Figure contents as structured data
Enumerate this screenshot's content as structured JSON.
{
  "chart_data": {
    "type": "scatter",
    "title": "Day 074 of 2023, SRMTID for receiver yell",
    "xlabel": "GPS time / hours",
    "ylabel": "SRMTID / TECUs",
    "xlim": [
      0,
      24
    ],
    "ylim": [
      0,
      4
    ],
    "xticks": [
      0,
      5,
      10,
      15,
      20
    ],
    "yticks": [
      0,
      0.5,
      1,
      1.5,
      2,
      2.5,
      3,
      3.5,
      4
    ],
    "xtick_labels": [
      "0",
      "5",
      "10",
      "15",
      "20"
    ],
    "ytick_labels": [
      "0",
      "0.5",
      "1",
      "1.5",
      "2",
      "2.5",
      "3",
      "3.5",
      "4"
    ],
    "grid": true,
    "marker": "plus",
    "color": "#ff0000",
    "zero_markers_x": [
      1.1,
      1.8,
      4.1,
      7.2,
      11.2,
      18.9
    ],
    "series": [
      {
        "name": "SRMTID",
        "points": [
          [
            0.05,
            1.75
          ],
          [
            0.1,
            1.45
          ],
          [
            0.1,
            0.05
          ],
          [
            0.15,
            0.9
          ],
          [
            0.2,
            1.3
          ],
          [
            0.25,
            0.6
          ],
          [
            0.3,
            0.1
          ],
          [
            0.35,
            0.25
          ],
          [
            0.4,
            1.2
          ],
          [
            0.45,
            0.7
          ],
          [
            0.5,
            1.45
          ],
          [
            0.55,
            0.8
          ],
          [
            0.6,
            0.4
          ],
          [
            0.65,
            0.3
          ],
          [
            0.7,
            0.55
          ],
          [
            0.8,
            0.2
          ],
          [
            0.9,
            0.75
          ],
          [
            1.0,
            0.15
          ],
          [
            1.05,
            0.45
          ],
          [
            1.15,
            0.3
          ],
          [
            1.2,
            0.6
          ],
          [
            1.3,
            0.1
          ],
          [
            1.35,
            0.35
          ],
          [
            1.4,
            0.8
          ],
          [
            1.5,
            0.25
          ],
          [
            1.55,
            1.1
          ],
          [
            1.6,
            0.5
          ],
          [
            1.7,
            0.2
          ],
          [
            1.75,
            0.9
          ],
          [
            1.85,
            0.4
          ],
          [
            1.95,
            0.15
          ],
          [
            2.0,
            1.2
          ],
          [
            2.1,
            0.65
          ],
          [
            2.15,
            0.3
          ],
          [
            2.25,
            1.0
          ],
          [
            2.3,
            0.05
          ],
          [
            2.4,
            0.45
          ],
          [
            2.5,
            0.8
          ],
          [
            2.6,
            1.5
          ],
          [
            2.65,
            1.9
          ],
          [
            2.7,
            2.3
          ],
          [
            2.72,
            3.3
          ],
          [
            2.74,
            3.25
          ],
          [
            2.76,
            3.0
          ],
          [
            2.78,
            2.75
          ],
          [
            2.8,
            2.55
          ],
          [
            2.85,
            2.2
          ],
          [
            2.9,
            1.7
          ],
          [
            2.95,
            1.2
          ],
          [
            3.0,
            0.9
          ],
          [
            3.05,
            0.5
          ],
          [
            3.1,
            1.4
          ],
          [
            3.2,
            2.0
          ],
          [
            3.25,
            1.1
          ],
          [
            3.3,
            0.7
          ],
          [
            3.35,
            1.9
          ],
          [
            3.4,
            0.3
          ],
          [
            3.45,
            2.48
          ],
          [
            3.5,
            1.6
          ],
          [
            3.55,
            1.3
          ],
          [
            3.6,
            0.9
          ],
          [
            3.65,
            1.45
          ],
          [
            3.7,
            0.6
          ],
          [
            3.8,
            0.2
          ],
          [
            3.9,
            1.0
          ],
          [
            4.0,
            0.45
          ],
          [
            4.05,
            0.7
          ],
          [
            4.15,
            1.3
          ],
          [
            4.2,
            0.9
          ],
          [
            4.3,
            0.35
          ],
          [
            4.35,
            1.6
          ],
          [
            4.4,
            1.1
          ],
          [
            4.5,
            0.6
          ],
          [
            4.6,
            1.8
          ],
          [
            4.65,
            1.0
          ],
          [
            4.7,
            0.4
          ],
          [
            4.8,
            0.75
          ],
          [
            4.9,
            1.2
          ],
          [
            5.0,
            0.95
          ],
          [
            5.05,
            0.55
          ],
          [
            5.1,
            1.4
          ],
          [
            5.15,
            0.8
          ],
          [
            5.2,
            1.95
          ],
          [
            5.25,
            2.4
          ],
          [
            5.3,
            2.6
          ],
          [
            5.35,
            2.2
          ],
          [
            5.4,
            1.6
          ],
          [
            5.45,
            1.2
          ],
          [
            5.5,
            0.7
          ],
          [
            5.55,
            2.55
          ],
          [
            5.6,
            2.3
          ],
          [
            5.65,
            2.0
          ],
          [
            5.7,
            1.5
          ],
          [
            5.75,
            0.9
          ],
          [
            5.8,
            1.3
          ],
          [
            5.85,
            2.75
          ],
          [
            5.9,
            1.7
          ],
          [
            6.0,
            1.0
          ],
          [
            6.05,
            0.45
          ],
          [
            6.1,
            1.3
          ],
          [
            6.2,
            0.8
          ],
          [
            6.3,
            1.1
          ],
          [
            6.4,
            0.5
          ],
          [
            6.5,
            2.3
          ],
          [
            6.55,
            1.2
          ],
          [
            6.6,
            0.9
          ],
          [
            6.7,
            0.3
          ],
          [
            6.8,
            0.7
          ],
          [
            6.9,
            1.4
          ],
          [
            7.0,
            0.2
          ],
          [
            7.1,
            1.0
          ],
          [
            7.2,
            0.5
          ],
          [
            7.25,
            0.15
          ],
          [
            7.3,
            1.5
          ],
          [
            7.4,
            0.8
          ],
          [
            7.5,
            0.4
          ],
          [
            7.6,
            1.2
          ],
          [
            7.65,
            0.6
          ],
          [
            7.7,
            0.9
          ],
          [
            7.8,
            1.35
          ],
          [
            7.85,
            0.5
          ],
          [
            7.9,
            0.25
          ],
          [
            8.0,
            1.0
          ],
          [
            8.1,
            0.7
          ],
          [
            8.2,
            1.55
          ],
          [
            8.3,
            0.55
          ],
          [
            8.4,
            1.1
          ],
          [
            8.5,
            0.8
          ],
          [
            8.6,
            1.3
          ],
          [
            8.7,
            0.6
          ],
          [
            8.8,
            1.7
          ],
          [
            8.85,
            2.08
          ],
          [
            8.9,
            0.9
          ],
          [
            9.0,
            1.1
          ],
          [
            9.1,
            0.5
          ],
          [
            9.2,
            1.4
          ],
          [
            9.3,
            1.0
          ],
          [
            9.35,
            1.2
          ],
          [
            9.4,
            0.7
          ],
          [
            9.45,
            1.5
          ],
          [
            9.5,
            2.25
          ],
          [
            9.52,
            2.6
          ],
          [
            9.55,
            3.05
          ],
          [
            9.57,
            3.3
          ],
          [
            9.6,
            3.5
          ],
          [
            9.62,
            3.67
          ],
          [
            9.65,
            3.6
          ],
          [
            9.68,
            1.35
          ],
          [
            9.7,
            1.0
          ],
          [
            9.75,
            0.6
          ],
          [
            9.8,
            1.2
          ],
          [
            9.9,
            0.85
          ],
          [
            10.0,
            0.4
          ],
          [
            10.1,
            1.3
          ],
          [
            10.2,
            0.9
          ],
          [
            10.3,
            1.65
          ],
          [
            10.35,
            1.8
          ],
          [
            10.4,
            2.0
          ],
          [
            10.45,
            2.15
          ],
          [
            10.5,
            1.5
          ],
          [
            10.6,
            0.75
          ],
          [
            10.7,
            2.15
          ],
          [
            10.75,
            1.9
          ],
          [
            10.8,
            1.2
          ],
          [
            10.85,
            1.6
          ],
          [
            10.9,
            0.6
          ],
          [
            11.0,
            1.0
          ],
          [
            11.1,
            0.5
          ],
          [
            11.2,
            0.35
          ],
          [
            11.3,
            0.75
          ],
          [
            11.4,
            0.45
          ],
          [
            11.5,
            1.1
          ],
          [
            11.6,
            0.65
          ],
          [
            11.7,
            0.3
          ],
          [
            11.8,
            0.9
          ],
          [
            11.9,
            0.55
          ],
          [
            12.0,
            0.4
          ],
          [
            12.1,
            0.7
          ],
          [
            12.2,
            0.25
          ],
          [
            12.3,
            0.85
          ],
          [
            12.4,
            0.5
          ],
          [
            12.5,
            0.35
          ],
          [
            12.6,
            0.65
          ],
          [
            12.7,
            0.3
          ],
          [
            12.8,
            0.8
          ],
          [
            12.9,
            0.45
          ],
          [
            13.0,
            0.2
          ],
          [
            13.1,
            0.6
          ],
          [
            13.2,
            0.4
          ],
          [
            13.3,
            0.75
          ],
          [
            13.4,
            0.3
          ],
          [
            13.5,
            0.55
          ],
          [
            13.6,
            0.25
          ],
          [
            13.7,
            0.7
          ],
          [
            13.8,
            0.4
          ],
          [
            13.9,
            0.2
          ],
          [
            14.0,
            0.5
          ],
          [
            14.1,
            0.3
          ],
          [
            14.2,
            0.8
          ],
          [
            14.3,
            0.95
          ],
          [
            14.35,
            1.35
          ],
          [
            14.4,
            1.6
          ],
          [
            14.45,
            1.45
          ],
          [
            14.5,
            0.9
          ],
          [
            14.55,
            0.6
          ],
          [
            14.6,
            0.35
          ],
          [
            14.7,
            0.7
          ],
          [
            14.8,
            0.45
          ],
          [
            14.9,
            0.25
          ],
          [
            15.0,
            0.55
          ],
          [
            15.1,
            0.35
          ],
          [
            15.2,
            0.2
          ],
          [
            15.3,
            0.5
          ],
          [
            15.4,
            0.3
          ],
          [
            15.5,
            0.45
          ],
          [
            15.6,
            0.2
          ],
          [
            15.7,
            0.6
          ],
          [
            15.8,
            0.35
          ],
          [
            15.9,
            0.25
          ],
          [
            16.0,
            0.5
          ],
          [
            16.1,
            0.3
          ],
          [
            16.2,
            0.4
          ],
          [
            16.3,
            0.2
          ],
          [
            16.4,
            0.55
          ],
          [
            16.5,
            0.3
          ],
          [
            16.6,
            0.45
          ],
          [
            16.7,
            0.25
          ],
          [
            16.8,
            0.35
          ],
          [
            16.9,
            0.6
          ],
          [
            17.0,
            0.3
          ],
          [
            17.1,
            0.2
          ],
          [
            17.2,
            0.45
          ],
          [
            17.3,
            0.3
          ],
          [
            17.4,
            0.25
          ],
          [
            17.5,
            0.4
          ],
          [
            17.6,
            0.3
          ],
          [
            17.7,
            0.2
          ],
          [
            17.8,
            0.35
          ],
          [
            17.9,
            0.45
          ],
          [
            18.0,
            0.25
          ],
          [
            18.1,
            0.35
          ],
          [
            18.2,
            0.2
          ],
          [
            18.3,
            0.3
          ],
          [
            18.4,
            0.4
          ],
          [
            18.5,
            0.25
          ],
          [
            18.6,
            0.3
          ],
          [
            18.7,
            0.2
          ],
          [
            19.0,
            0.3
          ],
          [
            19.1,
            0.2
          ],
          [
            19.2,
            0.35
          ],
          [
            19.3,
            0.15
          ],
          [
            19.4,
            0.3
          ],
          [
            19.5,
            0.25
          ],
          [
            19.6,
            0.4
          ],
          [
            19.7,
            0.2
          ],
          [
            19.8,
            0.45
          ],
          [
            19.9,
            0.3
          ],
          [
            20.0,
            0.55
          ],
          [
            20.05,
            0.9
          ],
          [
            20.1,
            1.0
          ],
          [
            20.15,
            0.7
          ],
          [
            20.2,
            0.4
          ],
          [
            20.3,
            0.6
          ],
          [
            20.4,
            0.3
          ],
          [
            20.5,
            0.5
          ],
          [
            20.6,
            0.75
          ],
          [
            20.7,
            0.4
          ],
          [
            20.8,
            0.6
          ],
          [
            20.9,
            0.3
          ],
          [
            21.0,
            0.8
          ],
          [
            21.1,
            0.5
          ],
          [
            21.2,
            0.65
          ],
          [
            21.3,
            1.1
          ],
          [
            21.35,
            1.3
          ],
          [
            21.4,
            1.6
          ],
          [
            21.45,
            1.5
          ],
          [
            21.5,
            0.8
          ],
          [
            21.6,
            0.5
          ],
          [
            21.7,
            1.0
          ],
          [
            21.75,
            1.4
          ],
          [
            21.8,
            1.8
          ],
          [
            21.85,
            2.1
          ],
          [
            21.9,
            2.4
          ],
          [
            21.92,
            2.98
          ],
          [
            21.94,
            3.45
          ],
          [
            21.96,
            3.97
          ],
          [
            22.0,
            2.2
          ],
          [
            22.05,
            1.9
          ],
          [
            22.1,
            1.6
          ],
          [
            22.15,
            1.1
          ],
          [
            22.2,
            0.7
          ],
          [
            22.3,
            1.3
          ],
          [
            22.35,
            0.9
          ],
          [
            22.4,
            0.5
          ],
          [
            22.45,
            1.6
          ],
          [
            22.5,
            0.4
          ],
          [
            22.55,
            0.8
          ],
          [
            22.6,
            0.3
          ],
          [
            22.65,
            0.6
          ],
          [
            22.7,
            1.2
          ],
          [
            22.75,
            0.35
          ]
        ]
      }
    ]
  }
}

• **WORK TO BE COMPLETED**: Show all lines in the entries above where the string "SRMTID" appears.

• **RESPONSE FOR THIS EXERCISE**:
    "title": "Day 074 of 2023, SRMTID for receiver yell",
    "ylabel": "SRMTID / TECUs",
        "name": "SRMTID",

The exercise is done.